*Task to complete:* Reproduce the records below exactly as they appear, omitting any pictures they contain.

*Available records:*
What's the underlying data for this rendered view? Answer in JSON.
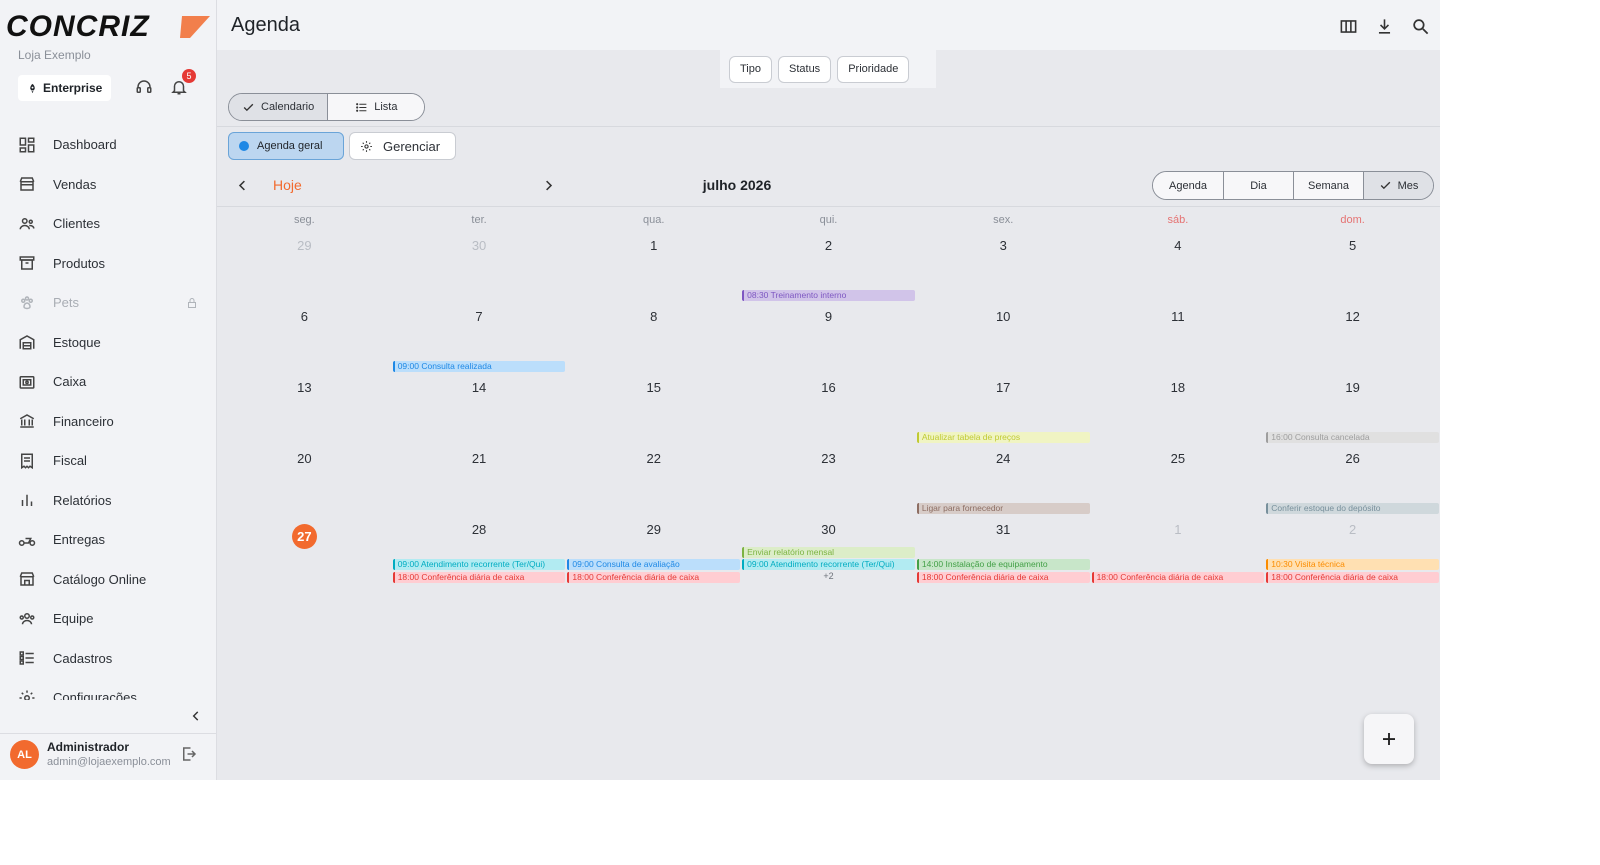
{
  "brand": {
    "logo_text": "CONCRIZ"
  },
  "store": {
    "name": "Loja Exemplo"
  },
  "plan": {
    "label": "Enterprise"
  },
  "notifications": {
    "count": "5"
  },
  "nav": [
    {
      "label": "Dashboard",
      "icon": "dashboard-icon"
    },
    {
      "label": "Vendas",
      "icon": "store-icon"
    },
    {
      "label": "Clientes",
      "icon": "people-icon"
    },
    {
      "label": "Produtos",
      "icon": "archive-icon"
    },
    {
      "label": "Pets",
      "icon": "paw-icon",
      "locked": true
    },
    {
      "label": "Estoque",
      "icon": "warehouse-icon"
    },
    {
      "label": "Caixa",
      "icon": "cash-register-icon"
    },
    {
      "label": "Financeiro",
      "icon": "bank-icon"
    },
    {
      "label": "Fiscal",
      "icon": "receipt-icon"
    },
    {
      "label": "Relatórios",
      "icon": "bar-chart-icon"
    },
    {
      "label": "Entregas",
      "icon": "motorcycle-icon"
    },
    {
      "label": "Catálogo Online",
      "icon": "storefront-icon"
    },
    {
      "label": "Equipe",
      "icon": "team-icon"
    },
    {
      "label": "Cadastros",
      "icon": "grid-list-icon"
    },
    {
      "label": "Configurações",
      "icon": "gear-icon"
    }
  ],
  "user": {
    "initials": "AL",
    "name": "Administrador",
    "email": "admin@lojaexemplo.com"
  },
  "header": {
    "title": "Agenda"
  },
  "filters": {
    "tipo": "Tipo",
    "status": "Status",
    "prioridade": "Prioridade"
  },
  "view_toggle": {
    "calendar": "Calendario",
    "list": "Lista",
    "active": "calendar"
  },
  "agenda_chip": {
    "label": "Agenda geral",
    "color": "#1e88e5"
  },
  "manage": {
    "label": "Gerenciar"
  },
  "toolbar": {
    "today": "Hoje",
    "month_title": "julho 2026"
  },
  "ranges": [
    {
      "label": "Agenda",
      "active": false
    },
    {
      "label": "Dia",
      "active": false
    },
    {
      "label": "Semana",
      "active": false
    },
    {
      "label": "Mes",
      "active": true
    }
  ],
  "calendar": {
    "weekdays": [
      "seg.",
      "ter.",
      "qua.",
      "qui.",
      "sex.",
      "sáb.",
      "dom."
    ],
    "weeks": [
      [
        {
          "d": "29",
          "other": true
        },
        {
          "d": "30",
          "other": true
        },
        {
          "d": "1"
        },
        {
          "d": "2"
        },
        {
          "d": "3"
        },
        {
          "d": "4"
        },
        {
          "d": "5"
        }
      ],
      [
        {
          "d": "6"
        },
        {
          "d": "7"
        },
        {
          "d": "8"
        },
        {
          "d": "9"
        },
        {
          "d": "10"
        },
        {
          "d": "11"
        },
        {
          "d": "12"
        }
      ],
      [
        {
          "d": "13"
        },
        {
          "d": "14"
        },
        {
          "d": "15"
        },
        {
          "d": "16"
        },
        {
          "d": "17"
        },
        {
          "d": "18"
        },
        {
          "d": "19"
        }
      ],
      [
        {
          "d": "20"
        },
        {
          "d": "21"
        },
        {
          "d": "22"
        },
        {
          "d": "23"
        },
        {
          "d": "24"
        },
        {
          "d": "25"
        },
        {
          "d": "26"
        }
      ],
      [
        {
          "d": "27",
          "today": true
        },
        {
          "d": "28"
        },
        {
          "d": "29"
        },
        {
          "d": "30"
        },
        {
          "d": "31"
        },
        {
          "d": "1",
          "other": true
        },
        {
          "d": "2",
          "other": true
        }
      ]
    ],
    "events": [
      {
        "week": 0,
        "day": 3,
        "slot": "bottom0",
        "text": "08:30 Treinamento interno",
        "color": "#7e57c2",
        "bg": "#d1c4e9"
      },
      {
        "week": 1,
        "day": 1,
        "slot": "bottom0",
        "text": "09:00 Consulta realizada",
        "color": "#1e88e5",
        "bg": "#bbdefb"
      },
      {
        "week": 2,
        "day": 4,
        "slot": "bottom0",
        "text": "Atualizar tabela de preços",
        "color": "#c0ca33",
        "bg": "#f0f4c3"
      },
      {
        "week": 2,
        "day": 6,
        "slot": "bottom0",
        "text": "16:00 Consulta cancelada",
        "color": "#9e9e9e",
        "bg": "#e0e0e0"
      },
      {
        "week": 3,
        "day": 4,
        "slot": "bottom0",
        "text": "Ligar para fornecedor",
        "color": "#8d6e63",
        "bg": "#d7ccc8"
      },
      {
        "week": 3,
        "day": 6,
        "slot": "bottom0",
        "text": "Conferir estoque do depósito",
        "color": "#78909c",
        "bg": "#cfd8dc"
      },
      {
        "week": 4,
        "day": 3,
        "slot": "r0",
        "text": "Enviar relatório mensal",
        "color": "#7cb342",
        "bg": "#dcedc8"
      },
      {
        "week": 4,
        "day": 1,
        "slot": "r1",
        "text": "09:00 Atendimento recorrente (Ter/Qui)",
        "color": "#00acc1",
        "bg": "#b2ebf2"
      },
      {
        "week": 4,
        "day": 2,
        "slot": "r1",
        "text": "09:00 Consulta de avaliação",
        "color": "#1e88e5",
        "bg": "#bbdefb"
      },
      {
        "week": 4,
        "day": 3,
        "slot": "r1",
        "text": "09:00 Atendimento recorrente (Ter/Qui)",
        "color": "#00acc1",
        "bg": "#b2ebf2"
      },
      {
        "week": 4,
        "day": 4,
        "slot": "r1",
        "text": "14:00 Instalação de equipamento",
        "color": "#43a047",
        "bg": "#c8e6c9"
      },
      {
        "week": 4,
        "day": 6,
        "slot": "r1",
        "text": "10:30 Visita técnica",
        "color": "#fb8c00",
        "bg": "#ffe0b2"
      },
      {
        "week": 4,
        "day": 1,
        "slot": "r2",
        "text": "18:00 Conferência diária de caixa",
        "color": "#e53935",
        "bg": "#ffcdd2"
      },
      {
        "week": 4,
        "day": 2,
        "slot": "r2",
        "text": "18:00 Conferência diária de caixa",
        "color": "#e53935",
        "bg": "#ffcdd2"
      },
      {
        "week": 4,
        "day": 4,
        "slot": "r2",
        "text": "18:00 Conferência diária de caixa",
        "color": "#e53935",
        "bg": "#ffcdd2"
      },
      {
        "week": 4,
        "day": 5,
        "slot": "r2",
        "text": "18:00 Conferência diária de caixa",
        "color": "#e53935",
        "bg": "#ffcdd2"
      },
      {
        "week": 4,
        "day": 6,
        "slot": "r2",
        "text": "18:00 Conferência diária de caixa",
        "color": "#e53935",
        "bg": "#ffcdd2"
      }
    ],
    "more": [
      {
        "week": 4,
        "day": 3,
        "text": "+2"
      }
    ]
  },
  "fab": {
    "icon": "plus-icon"
  }
}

*Result of the exercise:*
What's the underlying data for this rendered view? Answer in JSON.
{
  "brand": {
    "logo_text": "CONCRIZ"
  },
  "store": {
    "name": "Loja Exemplo"
  },
  "plan": {
    "label": "Enterprise"
  },
  "notifications": {
    "count": "5"
  },
  "nav": [
    {
      "label": "Dashboard",
      "icon": "dashboard-icon"
    },
    {
      "label": "Vendas",
      "icon": "store-icon"
    },
    {
      "label": "Clientes",
      "icon": "people-icon"
    },
    {
      "label": "Produtos",
      "icon": "archive-icon"
    },
    {
      "label": "Pets",
      "icon": "paw-icon",
      "locked": true
    },
    {
      "label": "Estoque",
      "icon": "warehouse-icon"
    },
    {
      "label": "Caixa",
      "icon": "cash-register-icon"
    },
    {
      "label": "Financeiro",
      "icon": "bank-icon"
    },
    {
      "label": "Fiscal",
      "icon": "receipt-icon"
    },
    {
      "label": "Relatórios",
      "icon": "bar-chart-icon"
    },
    {
      "label": "Entregas",
      "icon": "motorcycle-icon"
    },
    {
      "label": "Catálogo Online",
      "icon": "storefront-icon"
    },
    {
      "label": "Equipe",
      "icon": "team-icon"
    },
    {
      "label": "Cadastros",
      "icon": "grid-list-icon"
    },
    {
      "label": "Configurações",
      "icon": "gear-icon"
    }
  ],
  "user": {
    "initials": "AL",
    "name": "Administrador",
    "email": "admin@lojaexemplo.com"
  },
  "header": {
    "title": "Agenda"
  },
  "filters": {
    "tipo": "Tipo",
    "status": "Status",
    "prioridade": "Prioridade"
  },
  "view_toggle": {
    "calendar": "Calendario",
    "list": "Lista",
    "active": "calendar"
  },
  "agenda_chip": {
    "label": "Agenda geral",
    "color": "#1e88e5"
  },
  "manage": {
    "label": "Gerenciar"
  },
  "toolbar": {
    "today": "Hoje",
    "month_title": "julho 2026"
  },
  "ranges": [
    {
      "label": "Agenda",
      "active": false
    },
    {
      "label": "Dia",
      "active": false
    },
    {
      "label": "Semana",
      "active": false
    },
    {
      "label": "Mes",
      "active": true
    }
  ],
  "calendar": {
    "weekdays": [
      "seg.",
      "ter.",
      "qua.",
      "qui.",
      "sex.",
      "sáb.",
      "dom."
    ],
    "weeks": [
      [
        {
          "d": "29",
          "other": true
        },
        {
          "d": "30",
          "other": true
        },
        {
          "d": "1"
        },
        {
          "d": "2"
        },
        {
          "d": "3"
        },
        {
          "d": "4"
        },
        {
          "d": "5"
        }
      ],
      [
        {
          "d": "6"
        },
        {
          "d": "7"
        },
        {
          "d": "8"
        },
        {
          "d": "9"
        },
        {
          "d": "10"
        },
        {
          "d": "11"
        },
        {
          "d": "12"
        }
      ],
      [
        {
          "d": "13"
        },
        {
          "d": "14"
        },
        {
          "d": "15"
        },
        {
          "d": "16"
        },
        {
          "d": "17"
        },
        {
          "d": "18"
        },
        {
          "d": "19"
        }
      ],
      [
        {
          "d": "20"
        },
        {
          "d": "21"
        },
        {
          "d": "22"
        },
        {
          "d": "23"
        },
        {
          "d": "24"
        },
        {
          "d": "25"
        },
        {
          "d": "26"
        }
      ],
      [
        {
          "d": "27",
          "today": true
        },
        {
          "d": "28"
        },
        {
          "d": "29"
        },
        {
          "d": "30"
        },
        {
          "d": "31"
        },
        {
          "d": "1",
          "other": true
        },
        {
          "d": "2",
          "other": true
        }
      ]
    ],
    "events": [
      {
        "week": 0,
        "day": 3,
        "slot": "bottom0",
        "text": "08:30 Treinamento interno",
        "color": "#7e57c2",
        "bg": "#d1c4e9"
      },
      {
        "week": 1,
        "day": 1,
        "slot": "bottom0",
        "text": "09:00 Consulta realizada",
        "color": "#1e88e5",
        "bg": "#bbdefb"
      },
      {
        "week": 2,
        "day": 4,
        "slot": "bottom0",
        "text": "Atualizar tabela de preços",
        "color": "#c0ca33",
        "bg": "#f0f4c3"
      },
      {
        "week": 2,
        "day": 6,
        "slot": "bottom0",
        "text": "16:00 Consulta cancelada",
        "color": "#9e9e9e",
        "bg": "#e0e0e0"
      },
      {
        "week": 3,
        "day": 4,
        "slot": "bottom0",
        "text": "Ligar para fornecedor",
        "color": "#8d6e63",
        "bg": "#d7ccc8"
      },
      {
        "week": 3,
        "day": 6,
        "slot": "bottom0",
        "text": "Conferir estoque do depósito",
        "color": "#78909c",
        "bg": "#cfd8dc"
      },
      {
        "week": 4,
        "day": 3,
        "slot": "r0",
        "text": "Enviar relatório mensal",
        "color": "#7cb342",
        "bg": "#dcedc8"
      },
      {
        "week": 4,
        "day": 1,
        "slot": "r1",
        "text": "09:00 Atendimento recorrente (Ter/Qui)",
        "color": "#00acc1",
        "bg": "#b2ebf2"
      },
      {
        "week": 4,
        "day": 2,
        "slot": "r1",
        "text": "09:00 Consulta de avaliação",
        "color": "#1e88e5",
        "bg": "#bbdefb"
      },
      {
        "week": 4,
        "day": 3,
        "slot": "r1",
        "text": "09:00 Atendimento recorrente (Ter/Qui)",
        "color": "#00acc1",
        "bg": "#b2ebf2"
      },
      {
        "week": 4,
        "day": 4,
        "slot": "r1",
        "text": "14:00 Instalação de equipamento",
        "color": "#43a047",
        "bg": "#c8e6c9"
      },
      {
        "week": 4,
        "day": 6,
        "slot": "r1",
        "text": "10:30 Visita técnica",
        "color": "#fb8c00",
        "bg": "#ffe0b2"
      },
      {
        "week": 4,
        "day": 1,
        "slot": "r2",
        "text": "18:00 Conferência diária de caixa",
        "color": "#e53935",
        "bg": "#ffcdd2"
      },
      {
        "week": 4,
        "day": 2,
        "slot": "r2",
        "text": "18:00 Conferência diária de caixa",
        "color": "#e53935",
        "bg": "#ffcdd2"
      },
      {
        "week": 4,
        "day": 4,
        "slot": "r2",
        "text": "18:00 Conferência diária de caixa",
        "color": "#e53935",
        "bg": "#ffcdd2"
      },
      {
        "week": 4,
        "day": 5,
        "slot": "r2",
        "text": "18:00 Conferência diária de caixa",
        "color": "#e53935",
        "bg": "#ffcdd2"
      },
      {
        "week": 4,
        "day": 6,
        "slot": "r2",
        "text": "18:00 Conferência diária de caixa",
        "color": "#e53935",
        "bg": "#ffcdd2"
      }
    ],
    "more": [
      {
        "week": 4,
        "day": 3,
        "text": "+2"
      }
    ]
  },
  "fab": {
    "icon": "plus-icon"
  }
}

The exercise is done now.